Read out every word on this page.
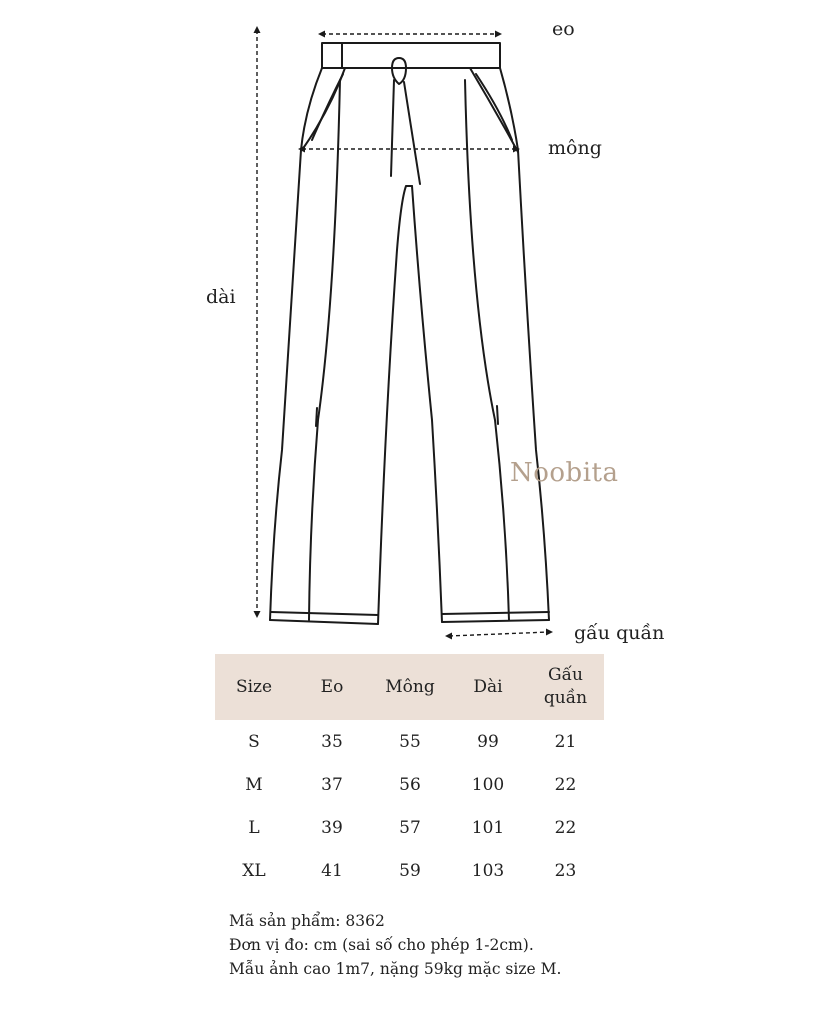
eo
mông
dài
gấu quần
Noobita
Size	Eo	Mông	Dài	Gấu quần
S	35	55	99	21
M	37	56	100	22
L	39	57	101	22
XL	41	59	103	23
Mã sản phẩm: 8362
Đơn vị đo: cm (sai số cho phép 1-2cm).
Mẫu ảnh cao 1m7, nặng 59kg mặc size M.
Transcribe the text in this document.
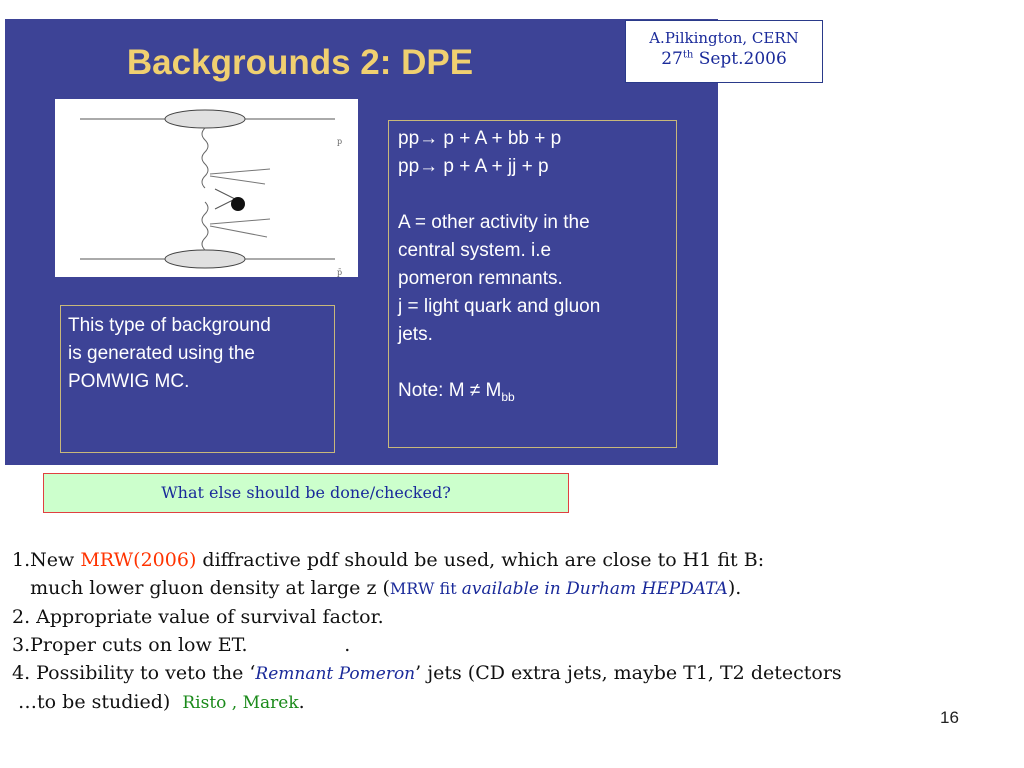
Backgrounds 2: DPE
p
p̄
pp→ p + A + bb + p
pp→ p + A + jj + p
A = other activity in the
central system. i.e
pomeron remnants.
j = light quark and gluon
jets.
Note: $M \ne M_{bb}$
This type of background
is generated using the
POMWIG MC.
A.Pilkington, CERN
27th Sept.2006
What else should be done/checked?
1.New MRW(2006) diffractive pdf should be used, which are close to H1 fit B:
much lower gluon density at large z (MRW fit available in Durham HEPDATA).
2. Appropriate value of survival factor.
3.Proper cuts on low ET.                .
4. Possibility to veto the ‘Remnant Pomeron’ jets (CD extra jets, maybe T1, T2 detectors
…to be studied)  Risto , Marek.
16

What is being asked: Reproduce every line of the listing above in which the string "gluon" appears.

Answer to this exercise:
j = light quark and gluon
much lower gluon density at large z (MRW fit available in Durham HEPDATA).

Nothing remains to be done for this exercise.